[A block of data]
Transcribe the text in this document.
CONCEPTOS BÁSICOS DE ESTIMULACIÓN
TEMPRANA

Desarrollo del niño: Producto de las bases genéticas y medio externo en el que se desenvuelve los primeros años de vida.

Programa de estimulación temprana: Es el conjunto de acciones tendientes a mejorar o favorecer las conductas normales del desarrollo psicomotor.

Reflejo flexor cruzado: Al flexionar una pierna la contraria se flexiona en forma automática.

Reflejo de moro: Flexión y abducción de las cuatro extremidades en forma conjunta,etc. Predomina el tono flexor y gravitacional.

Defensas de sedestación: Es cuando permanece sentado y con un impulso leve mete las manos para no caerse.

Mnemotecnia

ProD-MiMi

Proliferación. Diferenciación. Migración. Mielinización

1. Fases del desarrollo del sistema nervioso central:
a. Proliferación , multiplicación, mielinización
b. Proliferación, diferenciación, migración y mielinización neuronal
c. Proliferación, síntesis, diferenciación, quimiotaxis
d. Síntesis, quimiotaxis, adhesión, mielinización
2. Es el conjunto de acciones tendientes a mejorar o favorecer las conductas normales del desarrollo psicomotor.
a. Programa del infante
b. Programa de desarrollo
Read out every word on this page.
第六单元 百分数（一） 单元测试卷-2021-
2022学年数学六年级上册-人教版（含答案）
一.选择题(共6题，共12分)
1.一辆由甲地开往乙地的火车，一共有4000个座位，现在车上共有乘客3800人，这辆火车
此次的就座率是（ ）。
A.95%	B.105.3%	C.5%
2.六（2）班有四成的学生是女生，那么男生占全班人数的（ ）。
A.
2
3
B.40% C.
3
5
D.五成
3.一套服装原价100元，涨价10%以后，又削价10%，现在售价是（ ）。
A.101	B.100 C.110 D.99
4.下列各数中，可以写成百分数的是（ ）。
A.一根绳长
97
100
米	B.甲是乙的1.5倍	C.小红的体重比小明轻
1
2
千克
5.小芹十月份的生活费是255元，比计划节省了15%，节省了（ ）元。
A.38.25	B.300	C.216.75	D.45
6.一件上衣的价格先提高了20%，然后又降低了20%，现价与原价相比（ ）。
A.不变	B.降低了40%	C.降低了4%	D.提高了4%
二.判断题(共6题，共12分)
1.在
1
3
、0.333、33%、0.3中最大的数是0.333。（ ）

## Task prompt
Begin with the line containing "Read out every word on this page." and repeat each line exactly until the records above end.

## Task solution
Read out every word on this page.
第六单元 百分数（一） 单元测试卷-2021-
2022学年数学六年级上册-人教版（含答案）
一.选择题(共6题，共12分)
1.一辆由甲地开往乙地的火车，一共有4000个座位，现在车上共有乘客3800人，这辆火车
此次的就座率是（ ）。
A.95%	B.105.3%	C.5%
2.六（2）班有四成的学生是女生，那么男生占全班人数的（ ）。
A.
2
3
B.40% C.
3
5
D.五成
3.一套服装原价100元，涨价10%以后，又削价10%，现在售价是（ ）。
A.101	B.100 C.110 D.99
4.下列各数中，可以写成百分数的是（ ）。
A.一根绳长
97
100
米	B.甲是乙的1.5倍	C.小红的体重比小明轻
1
2
千克
5.小芹十月份的生活费是255元，比计划节省了15%，节省了（ ）元。
A.38.25	B.300	C.216.75	D.45
6.一件上衣的价格先提高了20%，然后又降低了20%，现价与原价相比（ ）。
A.不变	B.降低了40%	C.降低了4%	D.提高了4%
二.判断题(共6题，共12分)
1.在
1
3
、0.333、33%、0.3中最大的数是0.333。（ ）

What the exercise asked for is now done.